EXERCISE AIM: Set down every entry word for word. Omit the pictures.

MATERIALS PROVIDED:
-------------------------
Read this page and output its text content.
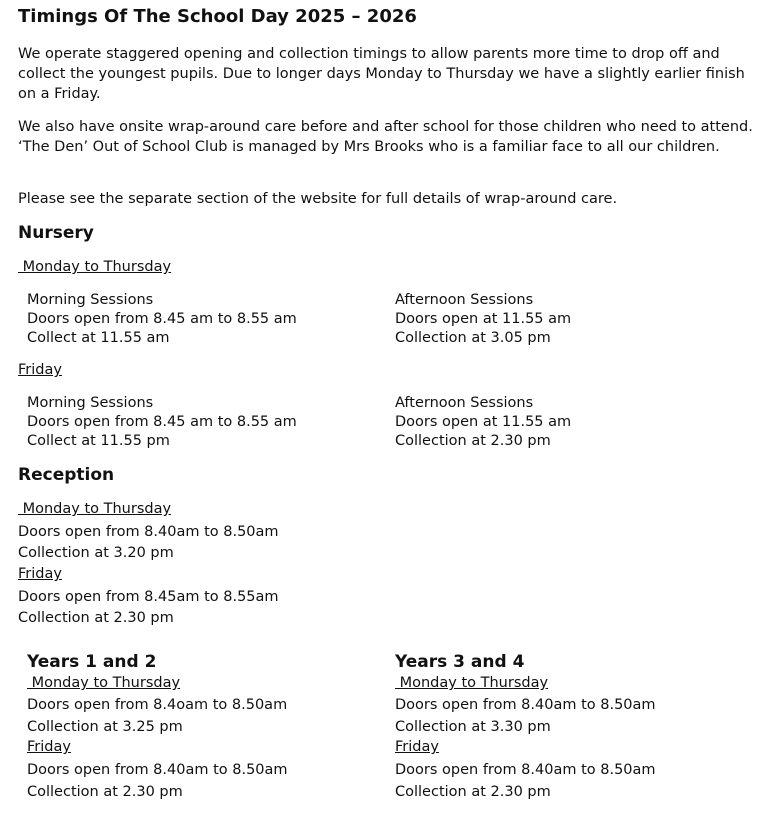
Timings Of The School Day 2025 – 2026

We operate staggered opening and collection timings to allow parents more time to drop off and collect the youngest pupils. Due to longer days Monday to Thursday we have a slightly earlier finish on a Friday.

We also have onsite wrap-around care before and after school for those children who need to attend. ‘The Den’ Out of School Club is managed by Mrs Brooks who is a familiar face to all our children.

Please see the separate section of the website for full details of wrap-around care.

Nursery
Monday to Thursday
Morning Sessions
Doors open from 8.45 am to 8.55 am
Collect at 11.55 am
Afternoon Sessions
Doors open at 11.55 am
Collection at 3.05 pm
Friday
Morning Sessions
Doors open from 8.45 am to 8.55 am
Collect at 11.55 pm
Afternoon Sessions
Doors open at 11.55 am
Collection at 2.30 pm
Reception
Monday to Thursday
Doors open from 8.40am to 8.50am
Collection at 3.20 pm
Friday
Doors open from 8.45am to 8.55am
Collection at 2.30 pm
Years 1 and 2
Monday to Thursday
Doors open from 8.4oam to 8.50am
Collection at 3.25 pm
Friday
Doors open from 8.40am to 8.50am
Collection at 2.30 pm
Years 3 and 4
Monday to Thursday
Doors open from 8.40am to 8.50am
Collection at 3.30 pm
Friday
Doors open from 8.40am to 8.50am
Collection at 2.30 pm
-------------------------
OUTPUT BELOW:
Read this page and output its text content.
Timings Of The School Day 2025 – 2026

We operate staggered opening and collection timings to allow parents more time to drop off and collect the youngest pupils. Due to longer days Monday to Thursday we have a slightly earlier finish on a Friday.

We also have onsite wrap-around care before and after school for those children who need to attend. ‘The Den’ Out of School Club is managed by Mrs Brooks who is a familiar face to all our children.

Please see the separate section of the website for full details of wrap-around care.

Nursery
Monday to Thursday
Morning Sessions
Doors open from 8.45 am to 8.55 am
Collect at 11.55 am
Afternoon Sessions
Doors open at 11.55 am
Collection at 3.05 pm
Friday
Morning Sessions
Doors open from 8.45 am to 8.55 am
Collect at 11.55 pm
Afternoon Sessions
Doors open at 11.55 am
Collection at 2.30 pm
Reception
Monday to Thursday
Doors open from 8.40am to 8.50am
Collection at 3.20 pm
Friday
Doors open from 8.45am to 8.55am
Collection at 2.30 pm
Years 1 and 2
Monday to Thursday
Doors open from 8.4oam to 8.50am
Collection at 3.25 pm
Friday
Doors open from 8.40am to 8.50am
Collection at 2.30 pm
Years 3 and 4
Monday to Thursday
Doors open from 8.40am to 8.50am
Collection at 3.30 pm
Friday
Doors open from 8.40am to 8.50am
Collection at 2.30 pm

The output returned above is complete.